[Prompt]:
Set down each line of the material that follows, exactly, with no pictures.

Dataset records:
## Begin

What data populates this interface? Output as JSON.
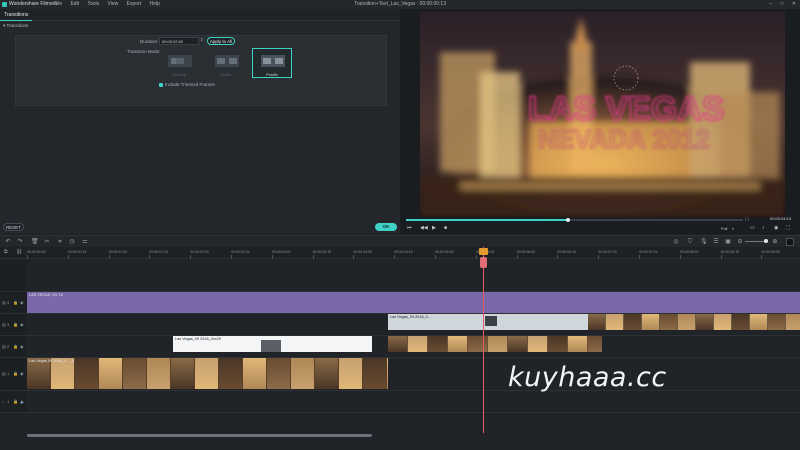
{
  "app": {
    "name": "Wondershare Filmora",
    "window_title": "Transition+Text_Las_Vegas : 00:00:00:13",
    "menu": [
      "File",
      "Edit",
      "Tools",
      "View",
      "Export",
      "Help"
    ]
  },
  "panel": {
    "tab": "Transitions",
    "section": "Transitions",
    "duration_label": "Duration:",
    "duration_value": "00:00:02:00",
    "apply_all": "Apply to All",
    "mode_label": "Transition Mode:",
    "modes": [
      "Overlap",
      "Prefix",
      "Postfix"
    ],
    "selected_mode": "Postfix",
    "include_trimmed": "Include Trimmed Frames",
    "include_trimmed_checked": true,
    "reset": "RESET",
    "ok": "OK"
  },
  "preview": {
    "overlay_line1": "LAS VEGAS",
    "overlay_line2": "NEVADA 2012",
    "progress": 0.48,
    "timecode": "00:00:04:13",
    "quality": "Full"
  },
  "timeline": {
    "ruler": [
      "00:00:00:00",
      "00:00:00:15",
      "00:00:01:00",
      "00:00:01:15",
      "00:00:02:00",
      "00:00:02:15",
      "00:00:03:00",
      "00:00:03:15",
      "00:00:04:00",
      "00:00:04:15",
      "00:00:05:00",
      "00:00:05:15",
      "00:00:06:00",
      "00:00:06:15",
      "00:00:07:00",
      "00:00:07:15",
      "00:00:08:00",
      "00:00:08:15",
      "00:00:09:00",
      "00:00:09:15"
    ],
    "clips": {
      "title": "LAS VEGAS, NV 12",
      "video2": "Las Vegas_09 2018_0...",
      "video1": "Las Vegas_09 2018_0xx29",
      "video0": "Las Vegas 09 2018_0 ..._0"
    },
    "track_numbers": [
      "4",
      "3",
      "2",
      "1"
    ],
    "audio_track": "1"
  },
  "watermark": "kuyhaaa.cc",
  "colors": {
    "accent": "#3fd1c6",
    "title_clip": "#7b68a8",
    "playhead": "#e55b63",
    "neon_pink": "#e0378b"
  },
  "icons": [
    "undo-icon",
    "redo-icon",
    "delete-icon",
    "cut-icon",
    "crop-icon",
    "speed-icon",
    "adjust-icon",
    "color-icon",
    "render-icon",
    "marker-icon",
    "voiceover-icon",
    "snapshot-icon",
    "volume-icon",
    "zoom-out-icon",
    "zoom-in-icon",
    "play-icon",
    "prev-frame-icon",
    "next-frame-icon",
    "stop-icon",
    "fullscreen-icon",
    "eye-icon",
    "lock-icon",
    "speaker-icon"
  ]
}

## End

[Exercise solution]:
What data populates this interface? Output as JSON.
{
  "app": {
    "name": "Wondershare Filmora",
    "window_title": "Transition+Text_Las_Vegas : 00:00:00:13",
    "menu": [
      "File",
      "Edit",
      "Tools",
      "View",
      "Export",
      "Help"
    ]
  },
  "panel": {
    "tab": "Transitions",
    "section": "Transitions",
    "duration_label": "Duration:",
    "duration_value": "00:00:02:00",
    "apply_all": "Apply to All",
    "mode_label": "Transition Mode:",
    "modes": [
      "Overlap",
      "Prefix",
      "Postfix"
    ],
    "selected_mode": "Postfix",
    "include_trimmed": "Include Trimmed Frames",
    "include_trimmed_checked": true,
    "reset": "RESET",
    "ok": "OK"
  },
  "preview": {
    "overlay_line1": "LAS VEGAS",
    "overlay_line2": "NEVADA 2012",
    "progress": 0.48,
    "timecode": "00:00:04:13",
    "quality": "Full"
  },
  "timeline": {
    "ruler": [
      "00:00:00:00",
      "00:00:00:15",
      "00:00:01:00",
      "00:00:01:15",
      "00:00:02:00",
      "00:00:02:15",
      "00:00:03:00",
      "00:00:03:15",
      "00:00:04:00",
      "00:00:04:15",
      "00:00:05:00",
      "00:00:05:15",
      "00:00:06:00",
      "00:00:06:15",
      "00:00:07:00",
      "00:00:07:15",
      "00:00:08:00",
      "00:00:08:15",
      "00:00:09:00",
      "00:00:09:15"
    ],
    "clips": {
      "title": "LAS VEGAS, NV 12",
      "video2": "Las Vegas_09 2018_0...",
      "video1": "Las Vegas_09 2018_0xx29",
      "video0": "Las Vegas 09 2018_0 ..._0"
    },
    "track_numbers": [
      "4",
      "3",
      "2",
      "1"
    ],
    "audio_track": "1"
  },
  "watermark": "kuyhaaa.cc",
  "colors": {
    "accent": "#3fd1c6",
    "title_clip": "#7b68a8",
    "playhead": "#e55b63",
    "neon_pink": "#e0378b"
  },
  "icons": [
    "undo-icon",
    "redo-icon",
    "delete-icon",
    "cut-icon",
    "crop-icon",
    "speed-icon",
    "adjust-icon",
    "color-icon",
    "render-icon",
    "marker-icon",
    "voiceover-icon",
    "snapshot-icon",
    "volume-icon",
    "zoom-out-icon",
    "zoom-in-icon",
    "play-icon",
    "prev-frame-icon",
    "next-frame-icon",
    "stop-icon",
    "fullscreen-icon",
    "eye-icon",
    "lock-icon",
    "speaker-icon"
  ]
}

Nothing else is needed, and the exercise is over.